**DIRECTION**: Omit all images. Write out the rest of the material exactly.

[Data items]
==========

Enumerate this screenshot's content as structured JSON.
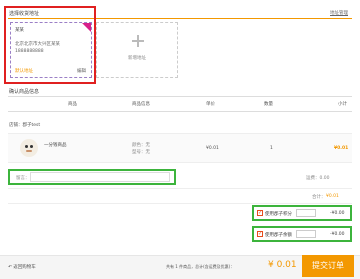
{
  "address_section": {
    "title": "选择收货地址",
    "manage_link": "地址管理",
    "card": {
      "name": "某某",
      "address": "北京北京市大兴区某某",
      "phone": "1888888888",
      "default_tag": "默认地址",
      "edit_link": "编辑"
    },
    "add_new_label": "新增地址"
  },
  "goods_section": {
    "title": "确认商品信息",
    "columns": [
      "商品",
      "商品信息",
      "单价",
      "数量",
      "小计"
    ],
    "shop_label": "店铺：郡子test",
    "item": {
      "name": "一分钱商品",
      "spec1": "颜色：无",
      "spec2": "型号：无",
      "unit_price": "¥0.01",
      "quantity": "1",
      "subtotal": "¥0.01"
    },
    "remark_label": "留言：",
    "remark_placeholder": "",
    "shipping_label": "运费：0.00",
    "total_label": "合计：",
    "total_value": "¥0.01"
  },
  "discounts": {
    "points_label": "使用郡子积分",
    "points_amount": "-¥0.00",
    "balance_label": "使用郡子余额",
    "balance_amount": "-¥0.00"
  },
  "footer": {
    "back_link": "返回购物车",
    "summary_text": "共有 1 件商品，总计(含运费及优惠)：",
    "total_amount": "¥ 0.01",
    "submit_label": "提交订单"
  },
  "colors": {
    "accent": "#f39800",
    "highlight_red": "#e02020",
    "highlight_green": "#3cb43c",
    "card_border": "#9b7fc6",
    "corner": "#d8208a"
  }
}
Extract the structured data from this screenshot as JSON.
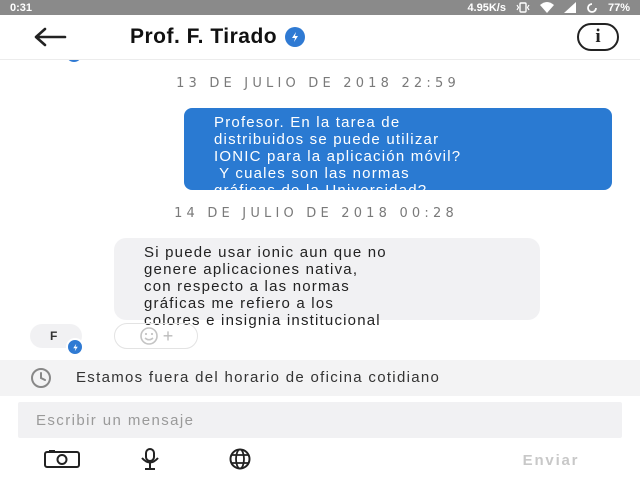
{
  "status_bar": {
    "time": "0:31",
    "network_speed": "4.95K/s",
    "battery": "77%"
  },
  "header": {
    "title": "Prof. F. Tirado",
    "verified": true,
    "back_icon": "arrow-left-icon",
    "info_label": "i"
  },
  "chat": {
    "messages": [
      {
        "date_separator": "13 DE JULIO DE 2018 22:59",
        "direction": "outgoing",
        "lines": [
          "Profesor. En la tarea de",
          "distribuidos se puede utilizar",
          "IONIC para la aplicación móvil?",
          " Y cuales son las normas",
          "gráficas de la Universidad?"
        ]
      },
      {
        "date_separator": "14 DE JULIO DE 2018 00:28",
        "direction": "incoming",
        "sender_initial": "F",
        "lines": [
          "Si puede usar ionic aun que no",
          "genere aplicaciones nativa,",
          "con respecto a las normas",
          "gráficas me refiero a los",
          "colores e insignia institucional"
        ]
      }
    ],
    "reaction_add": "+"
  },
  "notice": {
    "icon": "clock-icon",
    "text": "Estamos fuera del horario de oficina cotidiano"
  },
  "composer": {
    "placeholder": "Escribir un mensaje",
    "send_label": "Enviar",
    "tools": [
      "camera-icon",
      "microphone-icon",
      "globe-icon"
    ]
  },
  "colors": {
    "accent": "#2a7ad2",
    "bubble_incoming": "#f1f1f3",
    "status_bar": "#8a8a8a"
  }
}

==========

**ANSWER TO THIS EXERCISE**:
Enumerate this screenshot's content as structured JSON.
{
  "address_section": {
    "title": "选择收货地址",
    "manage_link": "地址管理",
    "card": {
      "name": "某某",
      "address": "北京北京市大兴区某某",
      "phone": "1888888888",
      "default_tag": "默认地址",
      "edit_link": "编辑"
    },
    "add_new_label": "新增地址"
  },
  "goods_section": {
    "title": "确认商品信息",
    "columns": [
      "商品",
      "商品信息",
      "单价",
      "数量",
      "小计"
    ],
    "shop_label": "店铺：郡子test",
    "item": {
      "name": "一分钱商品",
      "spec1": "颜色：无",
      "spec2": "型号：无",
      "unit_price": "¥0.01",
      "quantity": "1",
      "subtotal": "¥0.01"
    },
    "remark_label": "留言：",
    "remark_placeholder": "",
    "shipping_label": "运费：0.00",
    "total_label": "合计：",
    "total_value": "¥0.01"
  },
  "discounts": {
    "points_label": "使用郡子积分",
    "points_amount": "-¥0.00",
    "balance_label": "使用郡子余额",
    "balance_amount": "-¥0.00"
  },
  "footer": {
    "back_link": "返回购物车",
    "summary_text": "共有 1 件商品，总计(含运费及优惠)：",
    "total_amount": "¥ 0.01",
    "submit_label": "提交订单"
  },
  "colors": {
    "accent": "#f39800",
    "highlight_red": "#e02020",
    "highlight_green": "#3cb43c",
    "card_border": "#9b7fc6",
    "corner": "#d8208a"
  }
}
Extract the structured data from this screenshot as JSON.
{
  "status_bar": {
    "time": "0:31",
    "network_speed": "4.95K/s",
    "battery": "77%"
  },
  "header": {
    "title": "Prof. F. Tirado",
    "verified": true,
    "back_icon": "arrow-left-icon",
    "info_label": "i"
  },
  "chat": {
    "messages": [
      {
        "date_separator": "13 DE JULIO DE 2018 22:59",
        "direction": "outgoing",
        "lines": [
          "Profesor. En la tarea de",
          "distribuidos se puede utilizar",
          "IONIC para la aplicación móvil?",
          " Y cuales son las normas",
          "gráficas de la Universidad?"
        ]
      },
      {
        "date_separator": "14 DE JULIO DE 2018 00:28",
        "direction": "incoming",
        "sender_initial": "F",
        "lines": [
          "Si puede usar ionic aun que no",
          "genere aplicaciones nativa,",
          "con respecto a las normas",
          "gráficas me refiero a los",
          "colores e insignia institucional"
        ]
      }
    ],
    "reaction_add": "+"
  },
  "notice": {
    "icon": "clock-icon",
    "text": "Estamos fuera del horario de oficina cotidiano"
  },
  "composer": {
    "placeholder": "Escribir un mensaje",
    "send_label": "Enviar",
    "tools": [
      "camera-icon",
      "microphone-icon",
      "globe-icon"
    ]
  },
  "colors": {
    "accent": "#2a7ad2",
    "bubble_incoming": "#f1f1f3",
    "status_bar": "#8a8a8a"
  }
}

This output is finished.